### PROBLEM TO SOLVE
Set down all of the data that follows word for word, without the images.

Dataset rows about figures
---

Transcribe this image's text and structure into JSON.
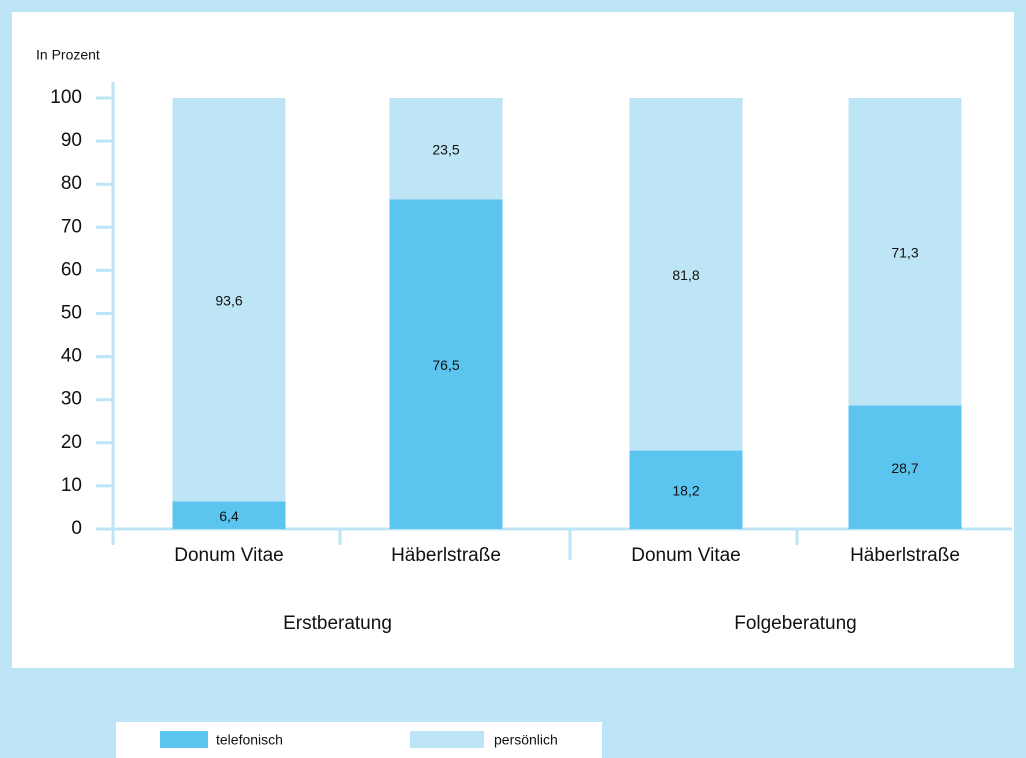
{
  "chart_data": {
    "type": "stacked-bar",
    "ylabel": "In Prozent",
    "categories": [
      "Donum Vitae",
      "Häberlstraße",
      "Donum Vitae",
      "Häberlstraße"
    ],
    "groups": [
      "Erstberatung",
      "Folgeberatung"
    ],
    "series": [
      {
        "name": "telefonisch",
        "color": "#5cc5ef",
        "values": [
          6.4,
          76.5,
          18.2,
          28.7
        ],
        "value_labels": [
          "6,4",
          "76,5",
          "18,2",
          "28,7"
        ]
      },
      {
        "name": "persönlich",
        "color": "#bde5f6",
        "values": [
          93.6,
          23.5,
          81.8,
          71.3
        ],
        "value_labels": [
          "93,6",
          "23,5",
          "81,8",
          "71,3"
        ]
      }
    ],
    "ylim": [
      0,
      100
    ],
    "yticks": [
      0,
      10,
      20,
      30,
      40,
      50,
      60,
      70,
      80,
      90,
      100
    ]
  }
}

---

### EXERCISE ANSWER
Transcribe this image's text and structure into JSON.
{
  "chart_data": {
    "type": "stacked-bar",
    "ylabel": "In Prozent",
    "categories": [
      "Donum Vitae",
      "Häberlstraße",
      "Donum Vitae",
      "Häberlstraße"
    ],
    "groups": [
      "Erstberatung",
      "Folgeberatung"
    ],
    "series": [
      {
        "name": "telefonisch",
        "color": "#5cc5ef",
        "values": [
          6.4,
          76.5,
          18.2,
          28.7
        ],
        "value_labels": [
          "6,4",
          "76,5",
          "18,2",
          "28,7"
        ]
      },
      {
        "name": "persönlich",
        "color": "#bde5f6",
        "values": [
          93.6,
          23.5,
          81.8,
          71.3
        ],
        "value_labels": [
          "93,6",
          "23,5",
          "81,8",
          "71,3"
        ]
      }
    ],
    "ylim": [
      0,
      100
    ],
    "yticks": [
      0,
      10,
      20,
      30,
      40,
      50,
      60,
      70,
      80,
      90,
      100
    ]
  }
}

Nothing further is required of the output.